DESCRIPTION OF THE TASK:
Pick every line from the data that holds the word "time".

▽

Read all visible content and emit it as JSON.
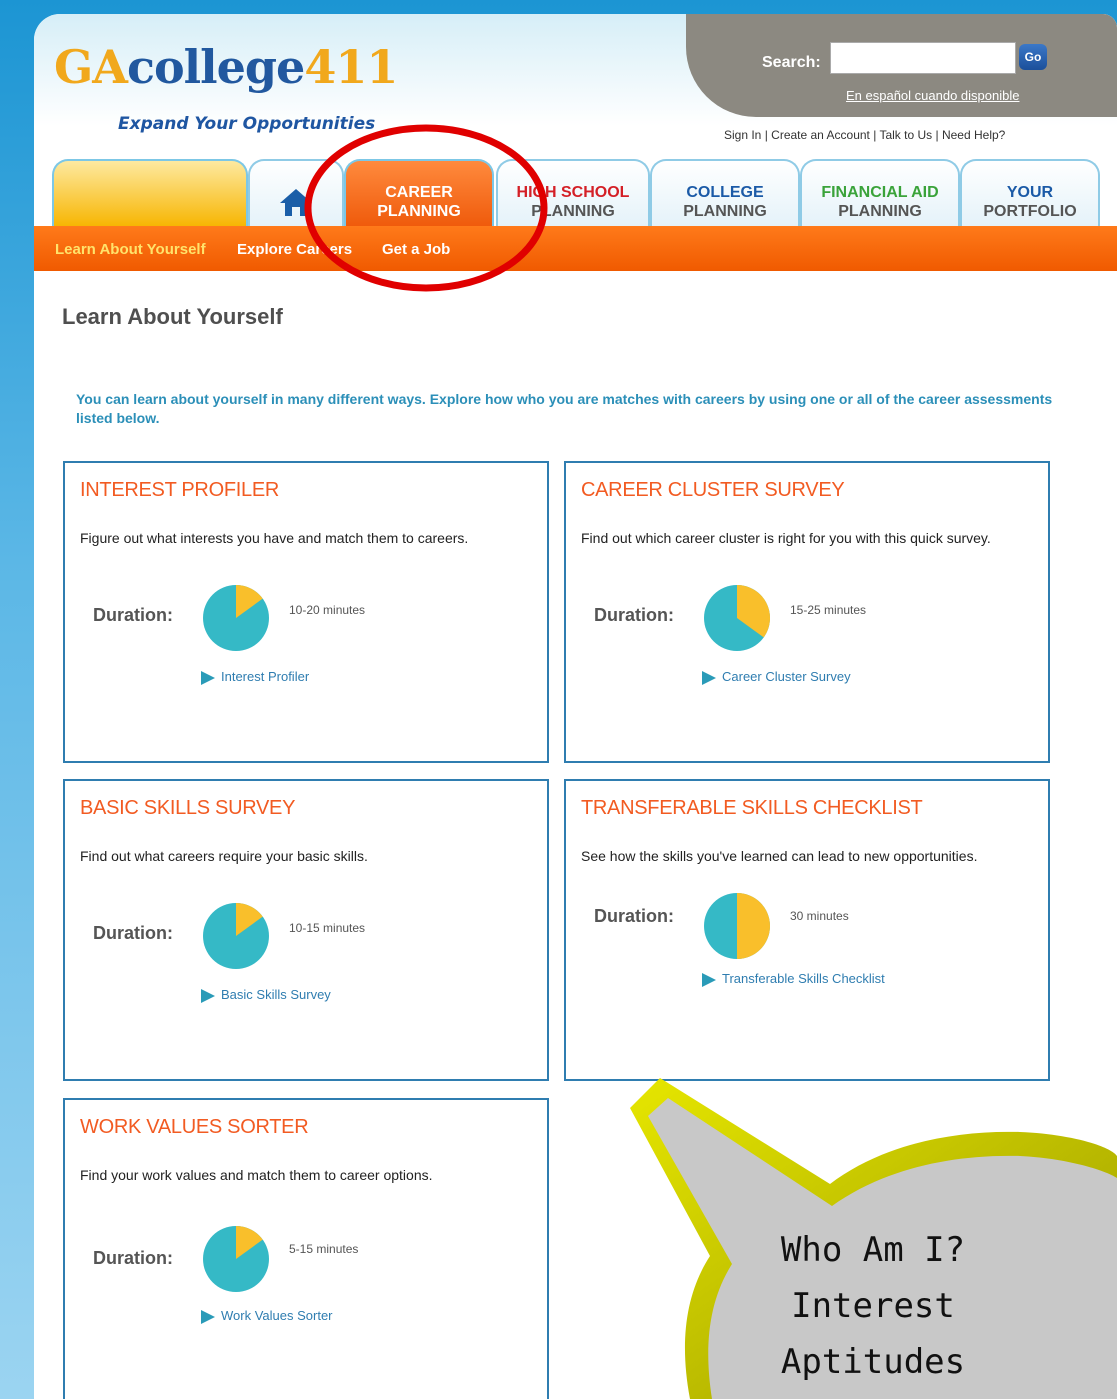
{
  "logo": {
    "ga": "GA",
    "college": "college",
    "num": "411"
  },
  "tagline": "Expand Your Opportunities",
  "search": {
    "label": "Search:",
    "placeholder": "",
    "go_label": "Go",
    "espanol": "En español cuando disponible"
  },
  "util_links": {
    "sign_in": "Sign In",
    "create": "Create an Account",
    "talk": "Talk to Us",
    "help": "Need Help?",
    "sep": " | "
  },
  "tabs": [
    {
      "line1": "",
      "line2": ""
    },
    {
      "icon": "home-icon"
    },
    {
      "line1": "CAREER",
      "line2": "PLANNING"
    },
    {
      "line1": "HIGH SCHOOL",
      "line2": "PLANNING"
    },
    {
      "line1": "COLLEGE",
      "line2": "PLANNING"
    },
    {
      "line1": "FINANCIAL AID",
      "line2": "PLANNING"
    },
    {
      "line1": "YOUR",
      "line2": "PORTFOLIO"
    }
  ],
  "subnav": {
    "learn": "Learn About Yourself",
    "explore": "Explore Careers",
    "job": "Get a Job"
  },
  "page_title": "Learn About Yourself",
  "intro": "You can learn about yourself in many different ways. Explore how who you are matches with careers by using one or all of the career assessments listed below.",
  "duration_label": "Duration:",
  "cards": [
    {
      "title": "INTEREST PROFILER",
      "desc": "Figure out what interests you have and match them to careers.",
      "time": "10-20 minutes",
      "link": "Interest Profiler",
      "fraction": 0.15
    },
    {
      "title": "CAREER CLUSTER SURVEY",
      "desc": "Find out which career cluster is right for you with this quick survey.",
      "time": "15-25 minutes",
      "link": "Career Cluster Survey",
      "fraction": 0.35
    },
    {
      "title": "BASIC SKILLS SURVEY",
      "desc": "Find out what careers require your basic skills.",
      "time": "10-15 minutes",
      "link": "Basic Skills Survey",
      "fraction": 0.15
    },
    {
      "title": "TRANSFERABLE SKILLS CHECKLIST",
      "desc": "See how the skills you've learned can lead to new opportunities.",
      "time": "30 minutes",
      "link": "Transferable Skills Checklist",
      "fraction": 0.5
    },
    {
      "title": "WORK VALUES SORTER",
      "desc": "Find your work values and match them to career options.",
      "time": "5-15 minutes",
      "link": "Work Values Sorter",
      "fraction": 0.15
    }
  ],
  "bubble": {
    "line1": "Who Am I?",
    "line2": "Interest",
    "line3": "Aptitudes"
  },
  "colors": {
    "brand_blue": "#21589f",
    "brand_gold": "#f1a81c",
    "orange": "#f05a00",
    "card_border": "#2f7db0",
    "pie_teal": "#35b9c6",
    "pie_gold": "#f9bf2b",
    "annotation_red": "#e00000"
  }
}
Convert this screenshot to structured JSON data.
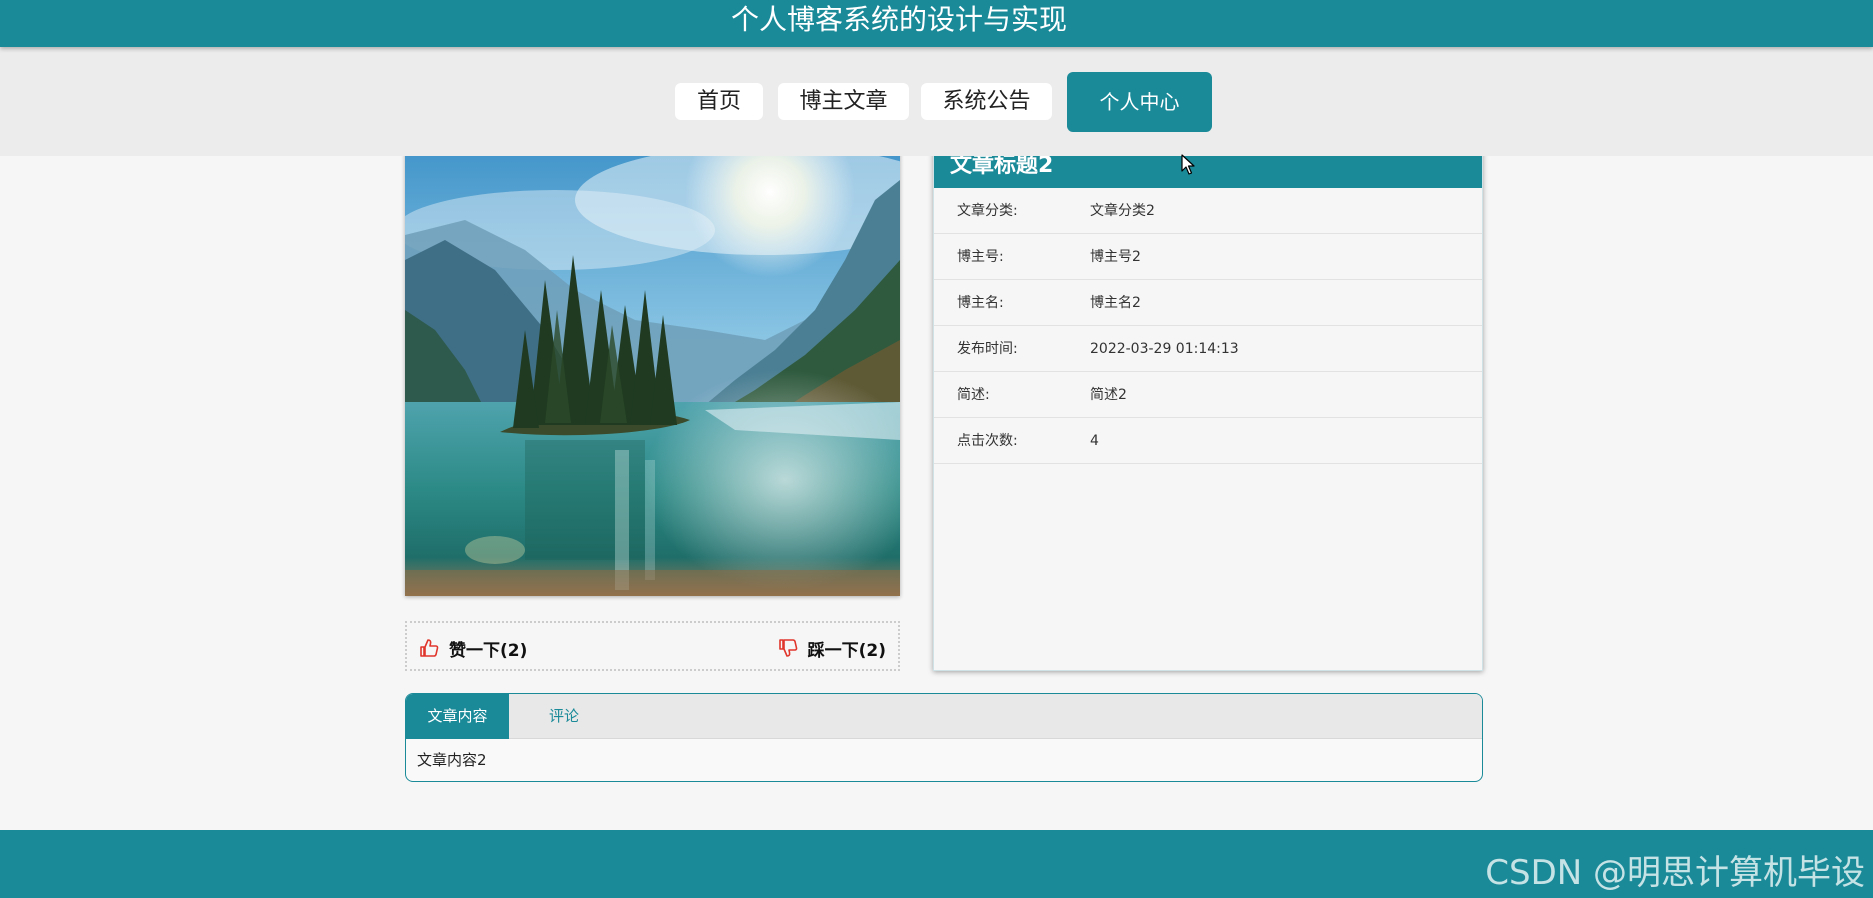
{
  "header": {
    "title": "个人博客系统的设计与实现"
  },
  "nav": {
    "items": [
      {
        "label": "首页"
      },
      {
        "label": "博主文章"
      },
      {
        "label": "系统公告"
      },
      {
        "label": "个人中心"
      }
    ],
    "active_index": 3
  },
  "article": {
    "title": "文章标题2",
    "fields": [
      {
        "label": "文章分类:",
        "value": "文章分类2"
      },
      {
        "label": "博主号:",
        "value": "博主号2"
      },
      {
        "label": "博主名:",
        "value": "博主名2"
      },
      {
        "label": "发布时间:",
        "value": "2022-03-29 01:14:13"
      },
      {
        "label": "简述:",
        "value": "简述2"
      },
      {
        "label": "点击次数:",
        "value": "4"
      }
    ]
  },
  "votes": {
    "like_label": "赞一下(2)",
    "dislike_label": "踩一下(2)"
  },
  "tabs": {
    "items": [
      {
        "label": "文章内容"
      },
      {
        "label": "评论"
      }
    ],
    "content": "文章内容2"
  },
  "footer": {
    "watermark": "CSDN @明思计算机毕设"
  },
  "colors": {
    "primary": "#1a8a99",
    "vote_icon": "#e0352b",
    "page_bg": "#f6f6f6",
    "nav_bg": "#ececec"
  },
  "icons": {
    "like": "thumbs-up-icon",
    "dislike": "thumbs-down-icon"
  }
}
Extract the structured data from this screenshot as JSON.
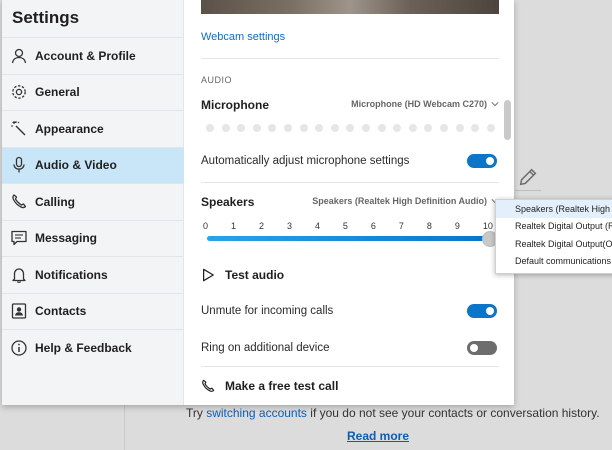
{
  "background": {
    "hint_prefix": "Try ",
    "hint_link": "switching accounts",
    "hint_suffix": " if you do not see your contacts or conversation history.",
    "read_more": "Read more"
  },
  "sidebar": {
    "title": "Settings",
    "active_index": 3,
    "items": [
      {
        "label": "Account & Profile",
        "icon": "person-icon"
      },
      {
        "label": "General",
        "icon": "gear-icon"
      },
      {
        "label": "Appearance",
        "icon": "magic-wand-icon"
      },
      {
        "label": "Audio & Video",
        "icon": "microphone-icon"
      },
      {
        "label": "Calling",
        "icon": "phone-icon"
      },
      {
        "label": "Messaging",
        "icon": "chat-icon"
      },
      {
        "label": "Notifications",
        "icon": "bell-icon"
      },
      {
        "label": "Contacts",
        "icon": "contact-card-icon"
      },
      {
        "label": "Help & Feedback",
        "icon": "info-icon"
      }
    ]
  },
  "content": {
    "webcam_settings_link": "Webcam settings",
    "audio_section_label": "AUDIO",
    "microphone": {
      "title": "Microphone",
      "device": "Microphone (HD Webcam C270)"
    },
    "auto_adjust_mic": {
      "label": "Automatically adjust microphone settings",
      "enabled": true
    },
    "speakers": {
      "title": "Speakers",
      "device": "Speakers (Realtek High Definition Audio)",
      "scale": [
        "0",
        "1",
        "2",
        "3",
        "4",
        "5",
        "6",
        "7",
        "8",
        "9",
        "10"
      ],
      "volume_fraction": 1.0
    },
    "test_audio": "Test audio",
    "unmute_incoming": {
      "label": "Unmute for incoming calls",
      "enabled": true
    },
    "ring_additional": {
      "label": "Ring on additional device",
      "enabled": false
    },
    "test_call": "Make a free test call"
  },
  "speaker_dropdown": {
    "options": [
      "Speakers (Realtek High D",
      "Realtek Digital Output (R",
      "Realtek Digital Output(Op",
      "Default communications"
    ],
    "selected_index": 0
  },
  "colors": {
    "accent": "#0a75c9",
    "active_nav": "#c8e6f8",
    "link": "#0d6ec4"
  }
}
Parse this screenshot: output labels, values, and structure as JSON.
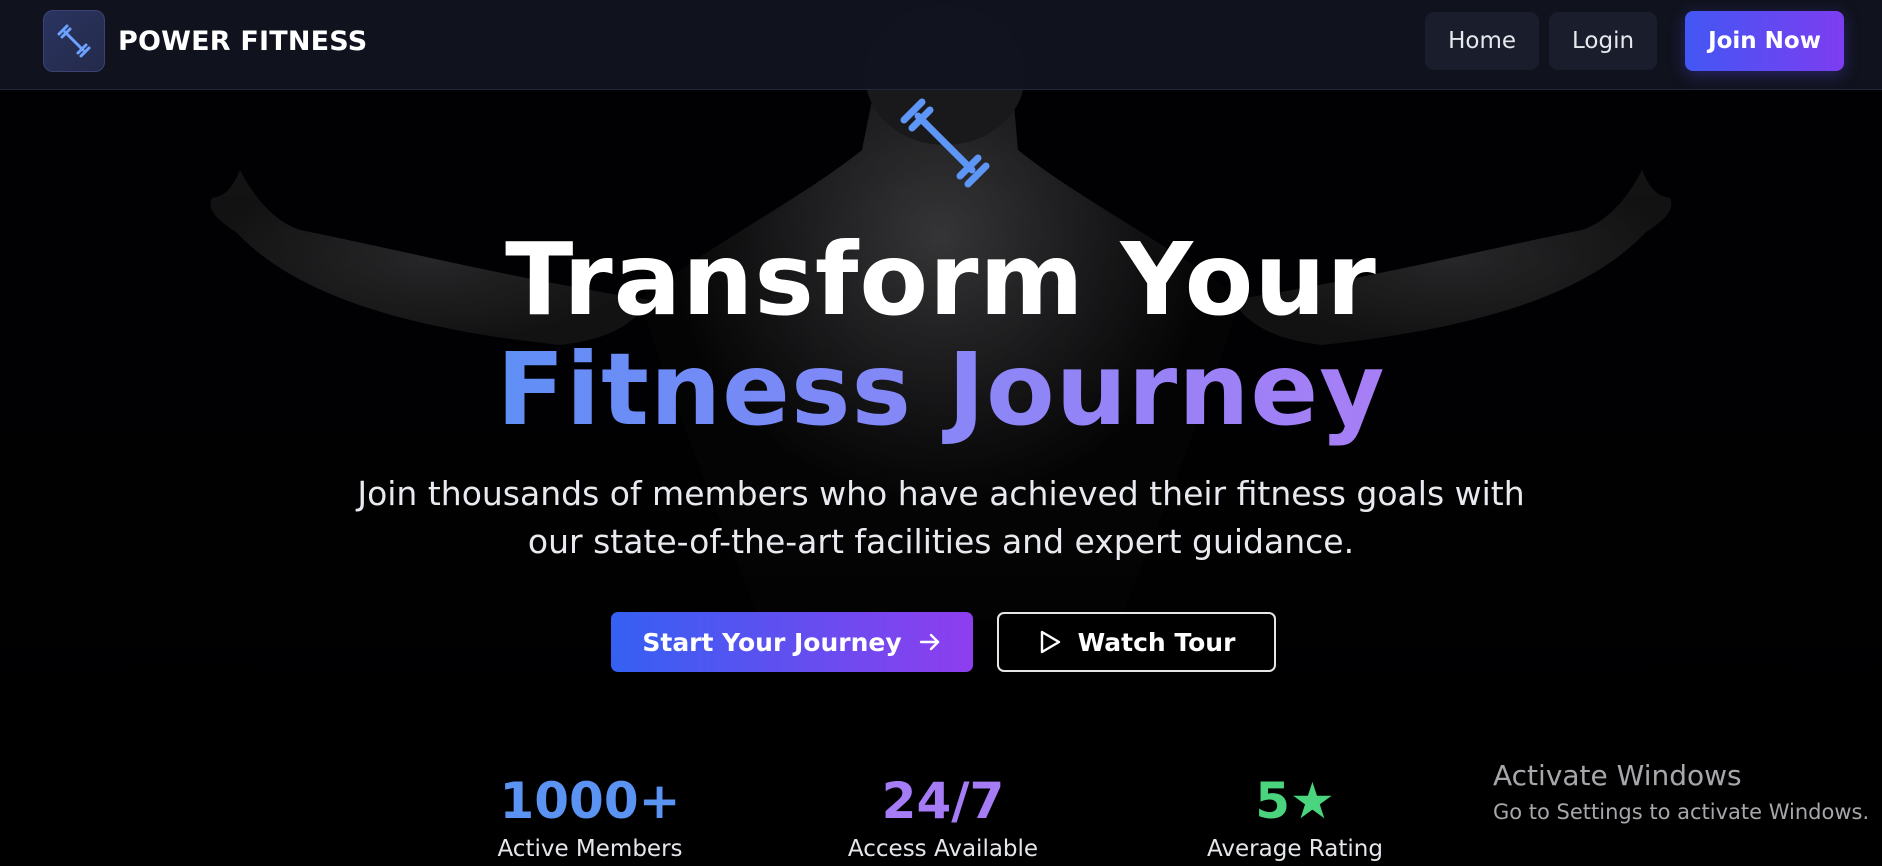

△

OUTPUT FOR THIS TASK:
      "time": "10-20 minutes",
      "time": "15-25 minutes",
      "time": "10-15 minutes",
      "time": "30 minutes",
      "time": "5-15 minutes",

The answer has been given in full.